■ Items from a data source:
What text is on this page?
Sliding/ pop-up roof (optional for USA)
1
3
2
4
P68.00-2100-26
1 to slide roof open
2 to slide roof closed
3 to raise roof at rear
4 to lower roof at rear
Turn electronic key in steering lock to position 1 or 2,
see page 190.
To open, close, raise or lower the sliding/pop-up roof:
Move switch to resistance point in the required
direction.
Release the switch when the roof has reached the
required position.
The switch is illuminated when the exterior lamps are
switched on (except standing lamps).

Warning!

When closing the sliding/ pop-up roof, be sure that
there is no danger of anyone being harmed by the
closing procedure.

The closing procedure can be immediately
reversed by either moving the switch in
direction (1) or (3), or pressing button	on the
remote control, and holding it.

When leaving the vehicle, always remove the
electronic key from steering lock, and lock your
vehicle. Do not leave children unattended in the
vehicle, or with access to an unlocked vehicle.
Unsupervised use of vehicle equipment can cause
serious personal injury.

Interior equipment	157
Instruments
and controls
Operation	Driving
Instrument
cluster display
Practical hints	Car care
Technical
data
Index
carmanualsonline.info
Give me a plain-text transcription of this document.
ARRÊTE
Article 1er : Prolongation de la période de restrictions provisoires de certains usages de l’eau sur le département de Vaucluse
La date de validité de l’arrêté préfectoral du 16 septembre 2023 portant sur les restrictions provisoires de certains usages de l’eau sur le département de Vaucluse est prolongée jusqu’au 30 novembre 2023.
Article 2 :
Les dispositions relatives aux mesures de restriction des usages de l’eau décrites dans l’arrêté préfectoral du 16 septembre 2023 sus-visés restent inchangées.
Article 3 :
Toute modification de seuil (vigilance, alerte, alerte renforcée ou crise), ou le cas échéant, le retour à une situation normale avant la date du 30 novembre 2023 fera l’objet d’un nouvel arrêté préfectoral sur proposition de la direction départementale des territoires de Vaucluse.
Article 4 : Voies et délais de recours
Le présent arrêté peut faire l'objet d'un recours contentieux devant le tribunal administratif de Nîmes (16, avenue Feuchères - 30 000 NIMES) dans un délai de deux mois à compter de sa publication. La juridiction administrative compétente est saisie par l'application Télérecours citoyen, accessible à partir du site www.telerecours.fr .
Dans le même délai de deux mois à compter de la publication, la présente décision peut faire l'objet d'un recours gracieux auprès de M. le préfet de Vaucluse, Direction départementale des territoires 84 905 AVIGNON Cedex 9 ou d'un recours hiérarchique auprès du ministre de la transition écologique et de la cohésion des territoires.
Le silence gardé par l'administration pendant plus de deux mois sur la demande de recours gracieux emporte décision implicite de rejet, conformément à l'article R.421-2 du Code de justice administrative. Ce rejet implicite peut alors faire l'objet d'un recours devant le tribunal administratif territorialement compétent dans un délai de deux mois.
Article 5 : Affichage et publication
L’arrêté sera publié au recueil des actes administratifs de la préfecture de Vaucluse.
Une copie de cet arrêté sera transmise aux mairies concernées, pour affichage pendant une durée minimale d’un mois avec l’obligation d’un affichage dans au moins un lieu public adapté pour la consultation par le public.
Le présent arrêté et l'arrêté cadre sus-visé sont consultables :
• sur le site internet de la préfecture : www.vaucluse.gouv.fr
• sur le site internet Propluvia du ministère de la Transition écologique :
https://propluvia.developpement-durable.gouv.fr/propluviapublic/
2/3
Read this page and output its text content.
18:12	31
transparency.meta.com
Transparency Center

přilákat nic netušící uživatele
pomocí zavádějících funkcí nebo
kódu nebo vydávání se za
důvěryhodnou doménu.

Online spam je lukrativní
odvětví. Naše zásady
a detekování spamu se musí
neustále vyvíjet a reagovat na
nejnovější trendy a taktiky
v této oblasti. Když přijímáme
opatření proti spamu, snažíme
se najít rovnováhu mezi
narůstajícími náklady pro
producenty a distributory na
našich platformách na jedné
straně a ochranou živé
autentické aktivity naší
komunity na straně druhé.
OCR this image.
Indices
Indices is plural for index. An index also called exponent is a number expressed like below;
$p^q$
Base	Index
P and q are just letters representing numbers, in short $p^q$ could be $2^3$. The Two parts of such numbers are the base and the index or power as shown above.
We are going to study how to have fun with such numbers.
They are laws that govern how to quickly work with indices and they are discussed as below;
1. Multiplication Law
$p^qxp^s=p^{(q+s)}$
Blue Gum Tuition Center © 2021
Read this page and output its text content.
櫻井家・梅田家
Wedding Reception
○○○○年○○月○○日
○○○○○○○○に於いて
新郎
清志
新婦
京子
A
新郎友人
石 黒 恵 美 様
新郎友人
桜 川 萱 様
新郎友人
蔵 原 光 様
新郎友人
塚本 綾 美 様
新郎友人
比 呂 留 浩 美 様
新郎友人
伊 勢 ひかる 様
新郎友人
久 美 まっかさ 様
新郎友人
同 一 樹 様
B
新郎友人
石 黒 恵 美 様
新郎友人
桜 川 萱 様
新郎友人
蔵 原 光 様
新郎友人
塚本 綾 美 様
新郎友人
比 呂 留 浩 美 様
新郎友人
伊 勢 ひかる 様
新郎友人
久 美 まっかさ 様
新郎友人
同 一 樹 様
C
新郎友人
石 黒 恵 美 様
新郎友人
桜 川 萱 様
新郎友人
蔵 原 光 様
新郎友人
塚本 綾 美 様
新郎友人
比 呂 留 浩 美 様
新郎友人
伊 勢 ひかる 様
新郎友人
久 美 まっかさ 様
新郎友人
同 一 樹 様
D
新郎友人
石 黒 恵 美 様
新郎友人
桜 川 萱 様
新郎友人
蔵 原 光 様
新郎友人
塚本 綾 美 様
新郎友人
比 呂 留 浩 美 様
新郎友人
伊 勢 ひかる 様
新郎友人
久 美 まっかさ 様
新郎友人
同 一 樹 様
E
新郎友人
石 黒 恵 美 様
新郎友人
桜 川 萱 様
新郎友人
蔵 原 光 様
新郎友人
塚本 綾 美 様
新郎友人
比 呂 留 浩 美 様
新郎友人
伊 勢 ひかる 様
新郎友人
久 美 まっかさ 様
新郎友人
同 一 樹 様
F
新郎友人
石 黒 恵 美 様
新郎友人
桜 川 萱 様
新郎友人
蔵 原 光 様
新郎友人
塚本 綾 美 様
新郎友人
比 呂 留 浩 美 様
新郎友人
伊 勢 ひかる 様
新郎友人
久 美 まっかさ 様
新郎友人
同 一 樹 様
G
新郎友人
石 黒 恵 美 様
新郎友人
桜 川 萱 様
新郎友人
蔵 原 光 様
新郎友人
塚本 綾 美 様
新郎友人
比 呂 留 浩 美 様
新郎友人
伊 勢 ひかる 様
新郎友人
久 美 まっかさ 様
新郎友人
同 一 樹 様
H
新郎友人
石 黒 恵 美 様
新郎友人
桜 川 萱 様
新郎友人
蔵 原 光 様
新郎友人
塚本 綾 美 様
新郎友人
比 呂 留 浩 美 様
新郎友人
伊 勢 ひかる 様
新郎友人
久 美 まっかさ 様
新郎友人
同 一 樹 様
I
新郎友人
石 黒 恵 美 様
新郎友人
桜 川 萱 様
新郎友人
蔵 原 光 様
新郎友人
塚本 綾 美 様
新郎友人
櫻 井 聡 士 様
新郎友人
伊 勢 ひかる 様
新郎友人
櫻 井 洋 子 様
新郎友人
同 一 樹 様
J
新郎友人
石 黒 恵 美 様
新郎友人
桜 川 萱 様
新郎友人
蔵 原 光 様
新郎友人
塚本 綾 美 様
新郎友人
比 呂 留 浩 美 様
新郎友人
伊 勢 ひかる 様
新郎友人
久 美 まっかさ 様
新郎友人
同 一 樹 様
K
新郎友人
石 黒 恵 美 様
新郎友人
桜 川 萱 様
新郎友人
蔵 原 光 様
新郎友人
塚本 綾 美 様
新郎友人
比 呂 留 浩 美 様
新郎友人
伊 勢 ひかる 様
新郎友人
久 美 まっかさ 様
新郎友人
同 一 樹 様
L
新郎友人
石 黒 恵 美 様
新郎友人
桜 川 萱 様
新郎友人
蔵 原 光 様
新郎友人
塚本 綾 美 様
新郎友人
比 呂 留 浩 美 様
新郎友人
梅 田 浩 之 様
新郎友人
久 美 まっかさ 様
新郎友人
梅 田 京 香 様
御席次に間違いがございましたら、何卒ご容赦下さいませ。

■ PROBLEM: Gather up, from the records above, each line where the word "préfectoral" appears.

■ ANSWER FOR THIS EXERCISE:
La date de validité de l’arrêté préfectoral du 16 septembre 2023 portant sur les restrictions provisoires de certains usages de l’eau sur le département de Vaucluse est prolongée jusqu’au 30 novembre 2023.
Les dispositions relatives aux mesures de restriction des usages de l’eau décrites dans l’arrêté préfectoral du 16 septembre 2023 sus-visés restent inchangées.
Toute modification de seuil (vigilance, alerte, alerte renforcée ou crise), ou le cas échéant, le retour à une situation normale avant la date du 30 novembre 2023 fera l’objet d’un nouvel arrêté préfectoral sur proposition de la direction départementale des territoires de Vaucluse.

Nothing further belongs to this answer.